==== ITEMS ====
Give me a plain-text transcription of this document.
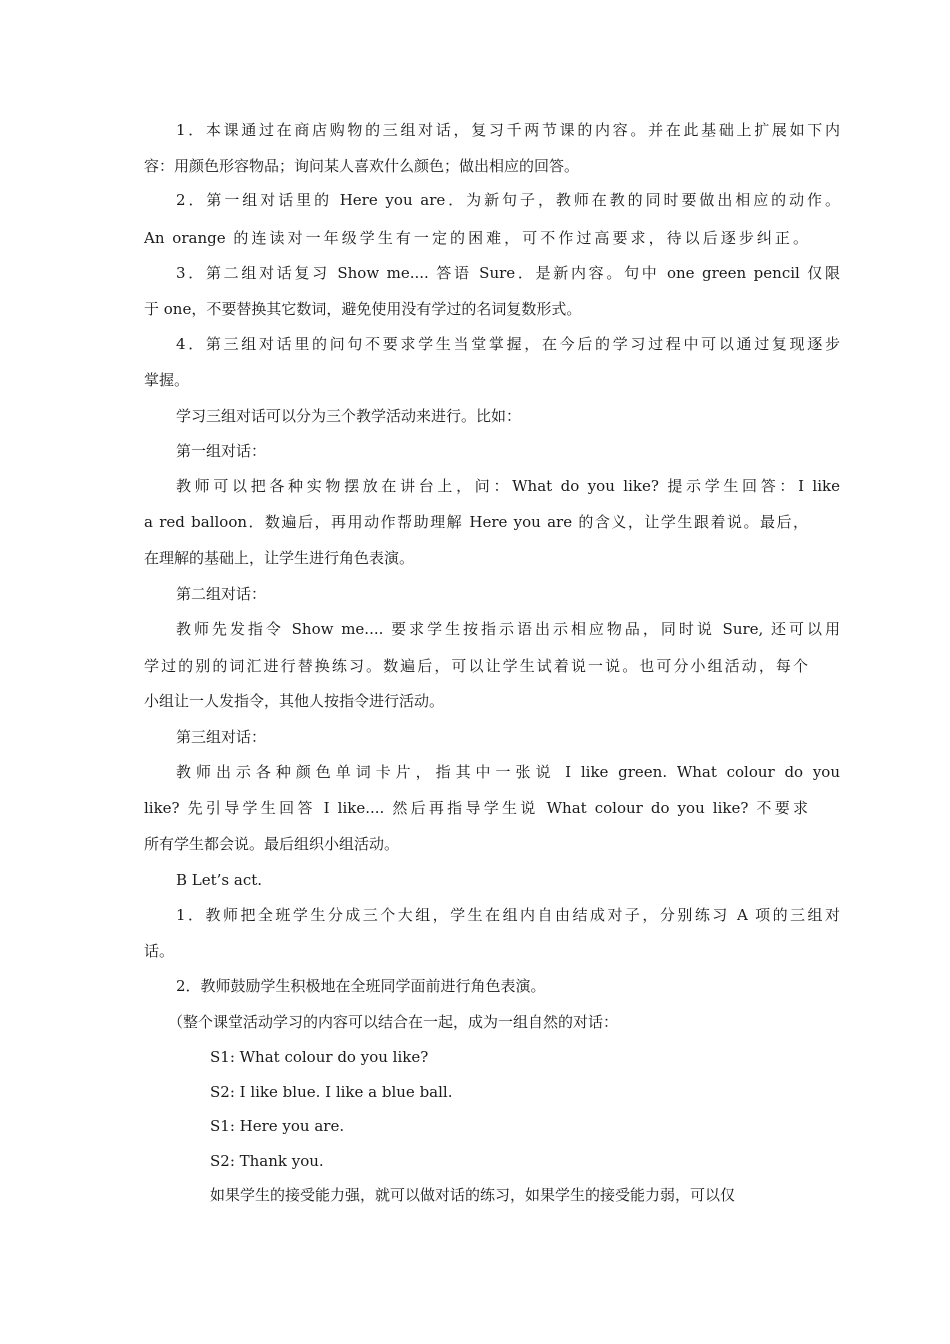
1．本课通过在商店购物的三组对话，复习千两节课的内容。并在此基础上扩展如下内
容：用颜色形容物品；询问某人喜欢什么颜色；做出相应的回答。
2．第一组对话里的 Here you are．为新句子，教师在教的同时要做出相应的动作。
An orange 的连读对一年级学生有一定的困难，可不作过高要求，待以后逐步纠正。
3．第二组对话复习 Show me.... 答语 Sure．是新内容。句中 one green pencil 仅限
于 one，不要替换其它数词，避免使用没有学过的名词复数形式。
4．第三组对话里的问句不要求学生当堂掌握，在今后的学习过程中可以通过复现逐步
掌握。
学习三组对话可以分为三个教学活动来进行。比如：
第一组对话：
教师可以把各种实物摆放在讲台上，问：What do you like? 提示学生回答：I like
a red balloon．数遍后，再用动作帮助理解 Here you are 的含义，让学生跟着说。最后，
在理解的基础上，让学生进行角色表演。
第二组对话：
教师先发指令 Show me.... 要求学生按指示语出示相应物品，同时说 Sure, 还可以用
学过的别的词汇进行替换练习。数遍后，可以让学生试着说一说。也可分小组活动，每个
小组让一人发指令，其他人按指令进行活动。
第三组对话：
教师出示各种颜色单词卡片，指其中一张说 I like green. What colour do you
like? 先引导学生回答 I like.... 然后再指导学生说 What colour do you like? 不要求
所有学生都会说。最后组织小组活动。
B Let’s act.
1．教师把全班学生分成三个大组，学生在组内自由结成对子，分别练习 A 项的三组对
话。
2．教师鼓励学生积极地在全班同学面前进行角色表演。
（整个课堂活动学习的内容可以结合在一起，成为一组自然的对话：
S1: What colour do you like?
S2: I like blue. I like a blue ball.
S1: Here you are.
S2: Thank you.
如果学生的接受能力强，就可以做对话的练习，如果学生的接受能力弱，可以仅
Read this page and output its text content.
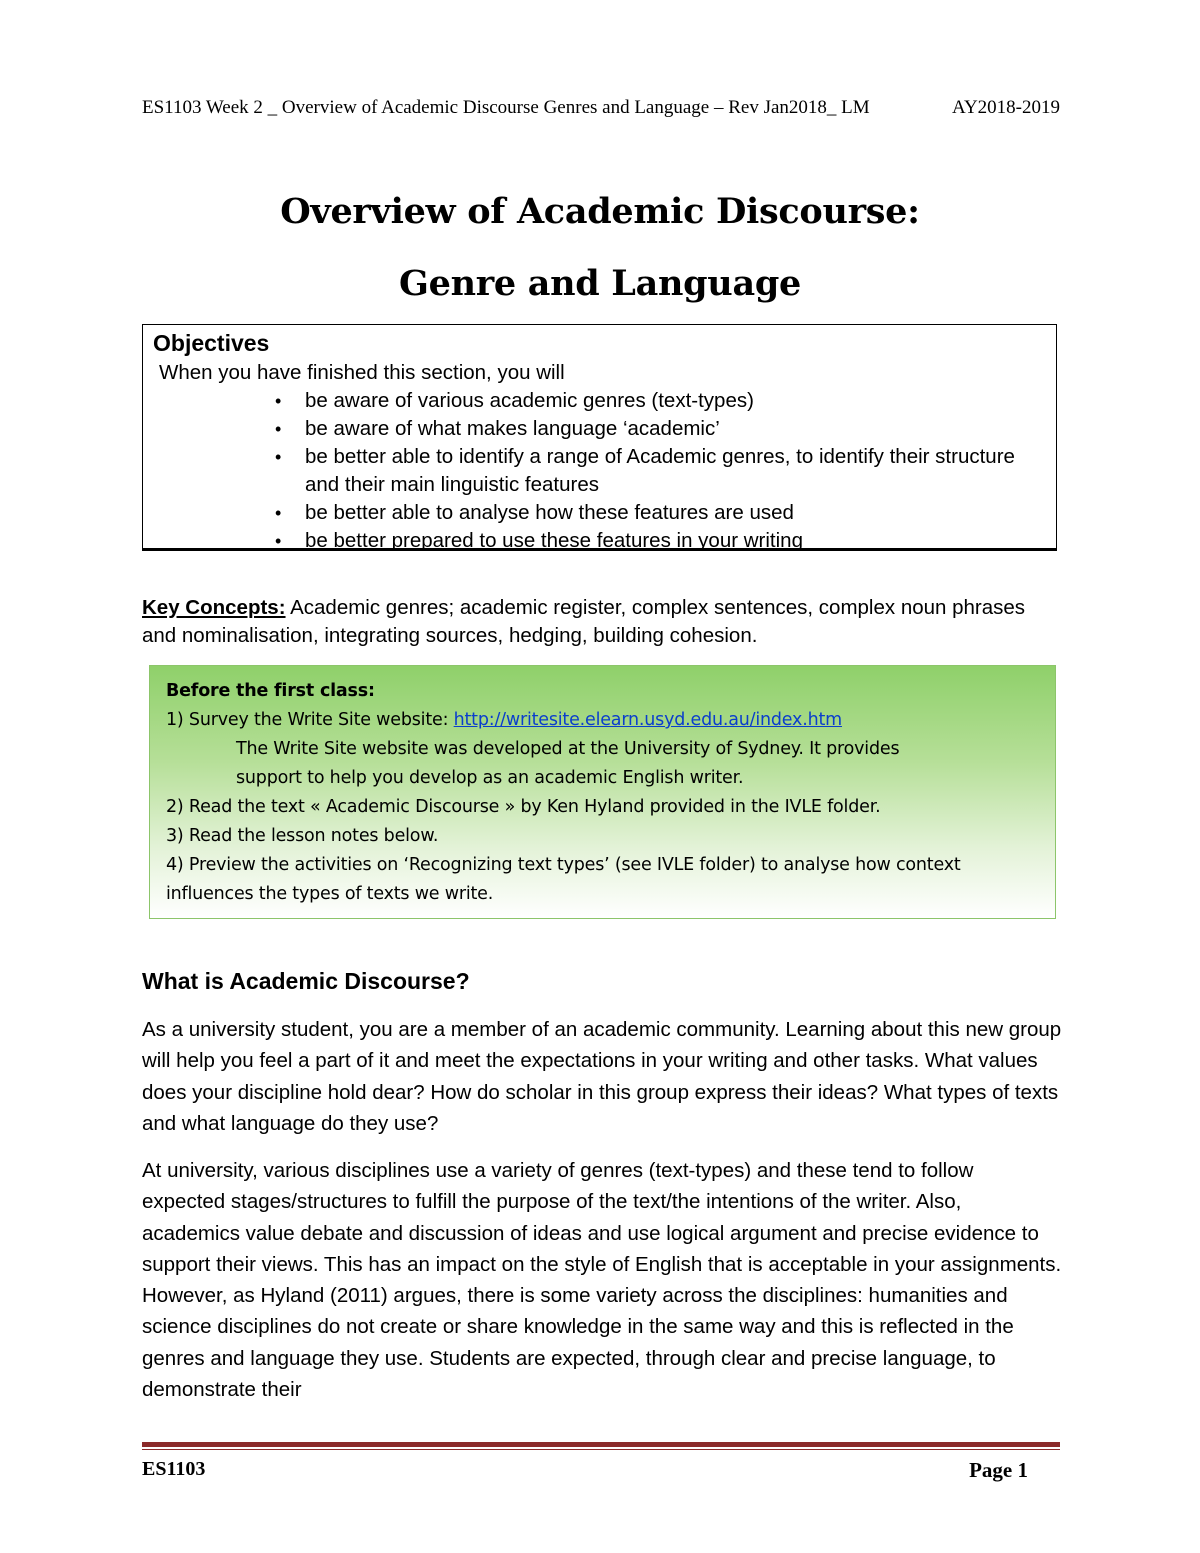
ES1103 Week 2 _ Overview of Academic Discourse Genres and Language – Rev Jan2018_ LM	AY2018-2019
Overview of Academic Discourse:
Genre and Language
Objectives
When you have finished this section, you will
• be aware of various academic genres (text-types)
• be aware of what makes language ‘academic’
• be better able to identify a range of Academic genres, to identify their structure and their main linguistic features
• be better able to analyse how these features are used
• be better prepared to use these features in your writing
Key Concepts: Academic genres; academic register, complex sentences, complex noun phrases and nominalisation, integrating sources, hedging, building cohesion.
Before the first class:
1) Survey the Write Site website: http://writesite.elearn.usyd.edu.au/index.htm
The Write Site website was developed at the University of Sydney. It provides
support to help you develop as an academic English writer.
2) Read the text « Academic Discourse » by Ken Hyland provided in the IVLE folder.
3) Read the lesson notes below.
4) Preview the activities on ‘Recognizing text types’ (see IVLE folder) to analyse how context
influences the types of texts we write.
What is Academic Discourse?

As a university student, you are a member of an academic community. Learning about this new group will help you feel a part of it and meet the expectations in your writing and other tasks. What values does your discipline hold dear? How do scholar in this group express their ideas? What types of texts and what language do they use?

At university, various disciplines use a variety of genres (text-types) and these tend to follow expected stages/structures to fulfill the purpose of the text/the intentions of the writer. Also, academics value debate and discussion of ideas and use logical argument and precise evidence to support their views. This has an impact on the style of English that is acceptable in your assignments. However, as Hyland (2011) argues, there is some variety across the disciplines: humanities and science disciplines do not create or share knowledge in the same way and this is reflected in the genres and language they use. Students are expected, through clear and precise language, to demonstrate their

ES1103	Page 1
====
* **WHAT TO DO**: Return every line above in which the string "colour" occurs.

* **REPLY**:
教师出示各种颜色单词卡片，指其中一张说 I like green. What colour do you
like? 先引导学生回答 I like.... 然后再指导学生说 What colour do you like? 不要求
S1: What colour do you like?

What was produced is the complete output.